• [SHORT PROBLEM]: Find the lines holding the string "clock" in the data, then copy all of them.

──────

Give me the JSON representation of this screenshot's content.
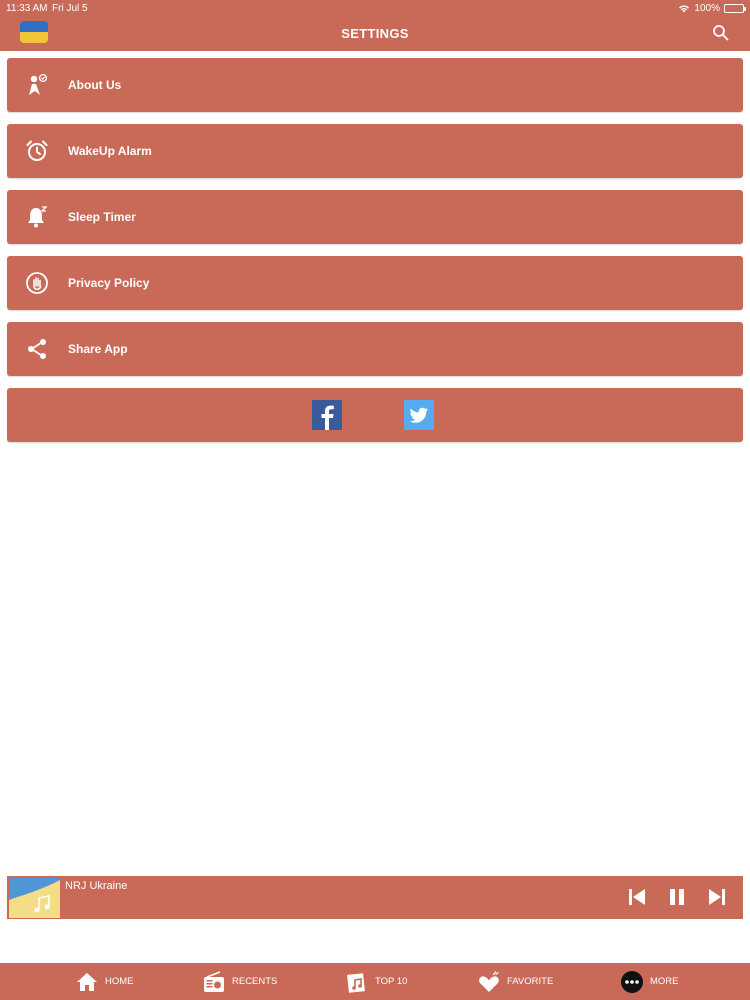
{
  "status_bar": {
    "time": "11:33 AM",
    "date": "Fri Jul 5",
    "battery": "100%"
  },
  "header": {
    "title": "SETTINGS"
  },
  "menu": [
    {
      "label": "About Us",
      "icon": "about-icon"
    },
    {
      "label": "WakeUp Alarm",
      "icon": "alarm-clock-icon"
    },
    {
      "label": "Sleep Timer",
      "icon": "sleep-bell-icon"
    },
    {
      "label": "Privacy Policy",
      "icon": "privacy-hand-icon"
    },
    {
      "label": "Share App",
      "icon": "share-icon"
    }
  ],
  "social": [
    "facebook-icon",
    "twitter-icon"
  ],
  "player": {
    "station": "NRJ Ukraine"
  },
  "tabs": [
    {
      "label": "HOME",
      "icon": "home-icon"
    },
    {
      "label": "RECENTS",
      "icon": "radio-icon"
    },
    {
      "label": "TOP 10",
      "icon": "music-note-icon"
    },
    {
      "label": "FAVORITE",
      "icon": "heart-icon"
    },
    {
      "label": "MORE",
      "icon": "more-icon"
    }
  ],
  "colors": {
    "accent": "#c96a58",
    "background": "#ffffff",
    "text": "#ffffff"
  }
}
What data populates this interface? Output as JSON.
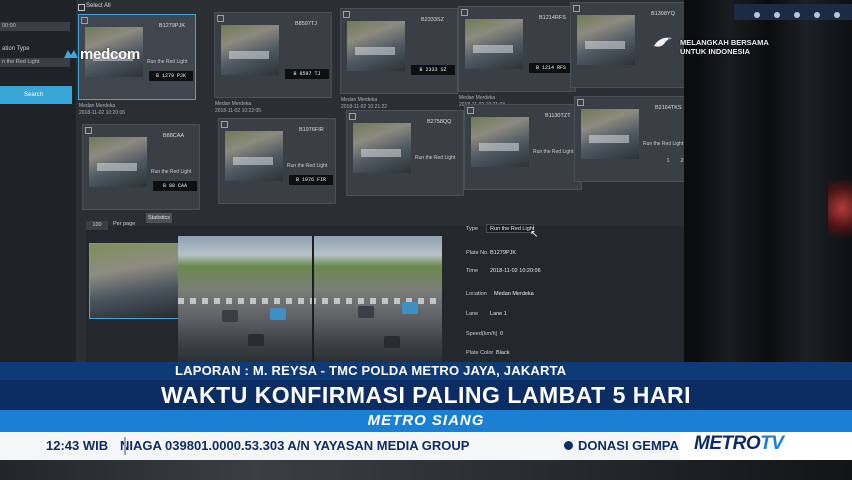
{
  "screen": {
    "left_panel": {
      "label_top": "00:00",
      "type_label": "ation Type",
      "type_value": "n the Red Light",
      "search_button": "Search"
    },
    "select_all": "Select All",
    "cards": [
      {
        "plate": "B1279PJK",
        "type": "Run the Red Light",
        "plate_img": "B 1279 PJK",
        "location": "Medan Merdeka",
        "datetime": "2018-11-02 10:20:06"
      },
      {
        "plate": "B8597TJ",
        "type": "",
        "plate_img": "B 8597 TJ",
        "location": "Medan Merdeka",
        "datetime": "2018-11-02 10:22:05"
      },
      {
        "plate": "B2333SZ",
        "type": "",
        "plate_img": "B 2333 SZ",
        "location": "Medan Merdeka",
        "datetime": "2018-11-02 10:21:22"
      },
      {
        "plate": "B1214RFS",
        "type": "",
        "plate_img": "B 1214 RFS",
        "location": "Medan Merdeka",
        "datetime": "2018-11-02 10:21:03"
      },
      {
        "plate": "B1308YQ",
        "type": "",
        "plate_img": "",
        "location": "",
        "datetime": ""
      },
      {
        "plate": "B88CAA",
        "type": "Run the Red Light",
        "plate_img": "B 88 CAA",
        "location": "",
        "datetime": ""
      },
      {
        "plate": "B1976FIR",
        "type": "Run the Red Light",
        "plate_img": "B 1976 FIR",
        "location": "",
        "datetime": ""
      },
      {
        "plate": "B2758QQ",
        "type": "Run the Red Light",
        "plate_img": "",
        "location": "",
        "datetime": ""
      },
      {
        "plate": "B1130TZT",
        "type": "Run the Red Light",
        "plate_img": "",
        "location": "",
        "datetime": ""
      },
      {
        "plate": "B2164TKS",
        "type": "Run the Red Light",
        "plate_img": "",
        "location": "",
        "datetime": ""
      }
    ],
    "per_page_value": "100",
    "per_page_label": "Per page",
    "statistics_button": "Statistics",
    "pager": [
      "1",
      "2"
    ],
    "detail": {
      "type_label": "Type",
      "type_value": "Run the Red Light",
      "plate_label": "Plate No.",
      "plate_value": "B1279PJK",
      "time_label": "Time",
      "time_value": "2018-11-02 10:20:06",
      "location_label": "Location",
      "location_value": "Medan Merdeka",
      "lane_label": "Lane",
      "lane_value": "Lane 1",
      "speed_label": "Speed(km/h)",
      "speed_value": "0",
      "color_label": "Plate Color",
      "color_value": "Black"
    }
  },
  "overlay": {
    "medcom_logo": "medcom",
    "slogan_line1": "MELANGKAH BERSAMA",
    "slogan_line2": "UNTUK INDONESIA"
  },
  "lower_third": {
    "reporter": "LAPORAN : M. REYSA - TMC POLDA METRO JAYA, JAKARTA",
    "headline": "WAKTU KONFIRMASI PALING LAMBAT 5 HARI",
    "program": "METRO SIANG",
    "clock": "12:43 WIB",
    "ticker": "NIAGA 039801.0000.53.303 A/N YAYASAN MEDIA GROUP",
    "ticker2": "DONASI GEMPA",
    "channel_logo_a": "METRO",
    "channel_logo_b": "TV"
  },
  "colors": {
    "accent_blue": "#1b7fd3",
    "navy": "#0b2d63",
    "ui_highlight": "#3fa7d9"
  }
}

──────

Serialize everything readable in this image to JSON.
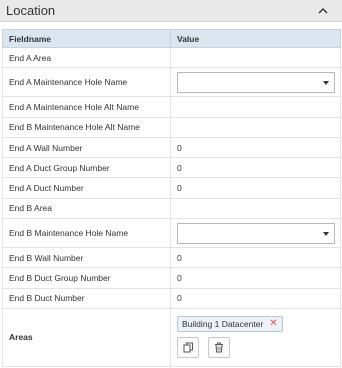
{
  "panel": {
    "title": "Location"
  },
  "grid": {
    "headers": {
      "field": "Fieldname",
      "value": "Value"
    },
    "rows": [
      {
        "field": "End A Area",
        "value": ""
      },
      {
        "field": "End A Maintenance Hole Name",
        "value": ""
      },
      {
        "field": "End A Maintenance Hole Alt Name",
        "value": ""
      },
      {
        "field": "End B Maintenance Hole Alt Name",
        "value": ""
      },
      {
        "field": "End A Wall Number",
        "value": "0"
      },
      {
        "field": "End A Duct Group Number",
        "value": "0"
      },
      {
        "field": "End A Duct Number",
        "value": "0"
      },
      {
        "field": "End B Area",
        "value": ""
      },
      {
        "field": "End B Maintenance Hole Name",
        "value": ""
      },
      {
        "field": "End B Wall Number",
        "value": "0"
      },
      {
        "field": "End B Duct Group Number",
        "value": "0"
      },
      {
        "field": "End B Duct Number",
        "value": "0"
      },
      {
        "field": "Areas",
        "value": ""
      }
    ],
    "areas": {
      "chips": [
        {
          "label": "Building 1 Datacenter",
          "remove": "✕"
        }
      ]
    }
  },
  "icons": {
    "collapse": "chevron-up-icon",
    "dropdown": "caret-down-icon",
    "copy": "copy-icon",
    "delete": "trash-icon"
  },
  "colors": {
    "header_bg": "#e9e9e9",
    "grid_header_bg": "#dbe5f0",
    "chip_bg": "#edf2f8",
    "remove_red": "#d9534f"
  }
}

──────

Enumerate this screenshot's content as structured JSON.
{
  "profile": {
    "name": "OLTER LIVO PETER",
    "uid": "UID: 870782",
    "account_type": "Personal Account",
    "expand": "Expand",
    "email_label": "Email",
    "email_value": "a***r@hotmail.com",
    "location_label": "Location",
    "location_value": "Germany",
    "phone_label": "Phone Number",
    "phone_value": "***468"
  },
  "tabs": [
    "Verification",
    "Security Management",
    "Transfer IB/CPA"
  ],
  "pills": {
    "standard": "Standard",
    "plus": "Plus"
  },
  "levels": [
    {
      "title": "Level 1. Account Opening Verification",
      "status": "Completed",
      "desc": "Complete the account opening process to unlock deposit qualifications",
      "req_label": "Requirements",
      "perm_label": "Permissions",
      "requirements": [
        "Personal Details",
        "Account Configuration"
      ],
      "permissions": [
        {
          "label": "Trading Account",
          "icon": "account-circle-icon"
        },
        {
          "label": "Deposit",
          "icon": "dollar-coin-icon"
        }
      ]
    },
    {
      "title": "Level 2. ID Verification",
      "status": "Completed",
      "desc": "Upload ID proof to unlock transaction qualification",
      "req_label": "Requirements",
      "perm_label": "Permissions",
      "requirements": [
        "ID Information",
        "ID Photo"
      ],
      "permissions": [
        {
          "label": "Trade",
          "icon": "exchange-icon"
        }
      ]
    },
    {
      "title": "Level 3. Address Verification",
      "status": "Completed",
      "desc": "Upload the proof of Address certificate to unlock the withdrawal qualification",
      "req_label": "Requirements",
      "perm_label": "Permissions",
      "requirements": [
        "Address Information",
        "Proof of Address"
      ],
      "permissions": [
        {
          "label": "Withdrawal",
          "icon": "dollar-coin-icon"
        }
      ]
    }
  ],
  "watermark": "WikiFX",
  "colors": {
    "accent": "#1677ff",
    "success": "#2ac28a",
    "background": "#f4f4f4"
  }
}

──────

• [RESULT FOR THIS EXERCISE]:
      "icon": "alarm-clock-icon"
    "clock": "12:43 WIB",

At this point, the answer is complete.